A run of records
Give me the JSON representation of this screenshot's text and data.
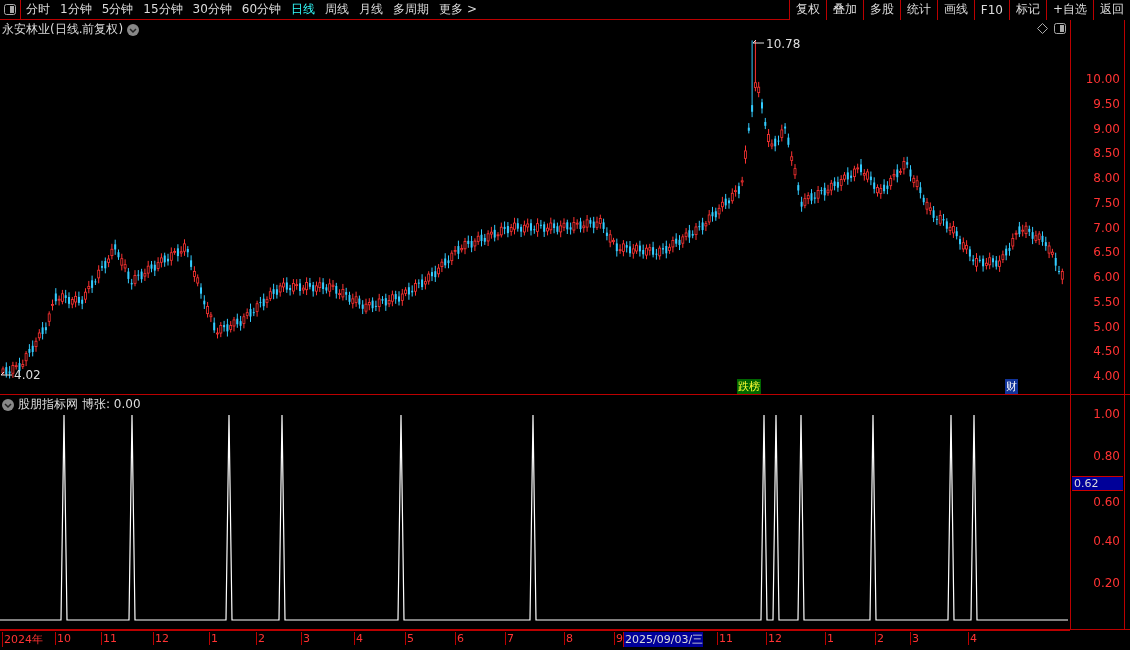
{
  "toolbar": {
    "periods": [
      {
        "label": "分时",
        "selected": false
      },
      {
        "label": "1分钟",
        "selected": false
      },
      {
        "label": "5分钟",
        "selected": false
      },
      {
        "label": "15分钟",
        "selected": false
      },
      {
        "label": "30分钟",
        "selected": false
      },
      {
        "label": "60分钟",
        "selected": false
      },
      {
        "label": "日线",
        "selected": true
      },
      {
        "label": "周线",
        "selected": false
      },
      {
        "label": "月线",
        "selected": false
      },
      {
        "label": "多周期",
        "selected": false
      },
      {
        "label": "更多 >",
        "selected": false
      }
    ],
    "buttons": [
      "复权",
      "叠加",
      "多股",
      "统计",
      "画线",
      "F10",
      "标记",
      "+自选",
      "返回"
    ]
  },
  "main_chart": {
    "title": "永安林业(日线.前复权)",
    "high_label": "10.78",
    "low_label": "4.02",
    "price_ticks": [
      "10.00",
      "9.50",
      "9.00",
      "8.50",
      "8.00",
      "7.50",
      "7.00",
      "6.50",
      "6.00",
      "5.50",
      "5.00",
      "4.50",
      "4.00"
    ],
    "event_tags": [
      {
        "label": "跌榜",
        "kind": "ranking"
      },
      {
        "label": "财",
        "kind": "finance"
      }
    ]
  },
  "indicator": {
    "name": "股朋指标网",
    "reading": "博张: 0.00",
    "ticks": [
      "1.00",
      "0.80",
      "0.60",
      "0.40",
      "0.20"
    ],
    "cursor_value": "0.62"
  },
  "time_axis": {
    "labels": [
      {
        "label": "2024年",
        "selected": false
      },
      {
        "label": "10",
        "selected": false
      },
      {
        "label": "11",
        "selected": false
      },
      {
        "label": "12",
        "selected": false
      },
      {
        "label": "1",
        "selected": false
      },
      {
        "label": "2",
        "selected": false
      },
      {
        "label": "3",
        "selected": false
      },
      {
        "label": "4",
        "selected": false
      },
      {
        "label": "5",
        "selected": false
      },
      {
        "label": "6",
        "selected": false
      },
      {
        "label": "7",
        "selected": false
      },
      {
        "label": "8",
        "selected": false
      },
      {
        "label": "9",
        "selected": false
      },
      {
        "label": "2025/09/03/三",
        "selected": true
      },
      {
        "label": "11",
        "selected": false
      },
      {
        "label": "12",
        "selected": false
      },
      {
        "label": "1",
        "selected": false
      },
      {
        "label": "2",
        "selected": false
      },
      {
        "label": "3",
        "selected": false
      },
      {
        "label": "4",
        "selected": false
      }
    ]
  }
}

* Given request *
Restate each line of the records exactly; pictures do not belong in the copy.

* The completed task *
Give me the JSON representation of this screenshot's text and data.
{
  "toolbar": {
    "periods": [
      {
        "label": "分时",
        "selected": false
      },
      {
        "label": "1分钟",
        "selected": false
      },
      {
        "label": "5分钟",
        "selected": false
      },
      {
        "label": "15分钟",
        "selected": false
      },
      {
        "label": "30分钟",
        "selected": false
      },
      {
        "label": "60分钟",
        "selected": false
      },
      {
        "label": "日线",
        "selected": true
      },
      {
        "label": "周线",
        "selected": false
      },
      {
        "label": "月线",
        "selected": false
      },
      {
        "label": "多周期",
        "selected": false
      },
      {
        "label": "更多 >",
        "selected": false
      }
    ],
    "buttons": [
      "复权",
      "叠加",
      "多股",
      "统计",
      "画线",
      "F10",
      "标记",
      "+自选",
      "返回"
    ]
  },
  "main_chart": {
    "title": "永安林业(日线.前复权)",
    "high_label": "10.78",
    "low_label": "4.02",
    "price_ticks": [
      "10.00",
      "9.50",
      "9.00",
      "8.50",
      "8.00",
      "7.50",
      "7.00",
      "6.50",
      "6.00",
      "5.50",
      "5.00",
      "4.50",
      "4.00"
    ],
    "event_tags": [
      {
        "label": "跌榜",
        "kind": "ranking"
      },
      {
        "label": "财",
        "kind": "finance"
      }
    ]
  },
  "indicator": {
    "name": "股朋指标网",
    "reading": "博张: 0.00",
    "ticks": [
      "1.00",
      "0.80",
      "0.60",
      "0.40",
      "0.20"
    ],
    "cursor_value": "0.62"
  },
  "time_axis": {
    "labels": [
      {
        "label": "2024年",
        "selected": false
      },
      {
        "label": "10",
        "selected": false
      },
      {
        "label": "11",
        "selected": false
      },
      {
        "label": "12",
        "selected": false
      },
      {
        "label": "1",
        "selected": false
      },
      {
        "label": "2",
        "selected": false
      },
      {
        "label": "3",
        "selected": false
      },
      {
        "label": "4",
        "selected": false
      },
      {
        "label": "5",
        "selected": false
      },
      {
        "label": "6",
        "selected": false
      },
      {
        "label": "7",
        "selected": false
      },
      {
        "label": "8",
        "selected": false
      },
      {
        "label": "9",
        "selected": false
      },
      {
        "label": "2025/09/03/三",
        "selected": true
      },
      {
        "label": "11",
        "selected": false
      },
      {
        "label": "12",
        "selected": false
      },
      {
        "label": "1",
        "selected": false
      },
      {
        "label": "2",
        "selected": false
      },
      {
        "label": "3",
        "selected": false
      },
      {
        "label": "4",
        "selected": false
      }
    ]
  }
}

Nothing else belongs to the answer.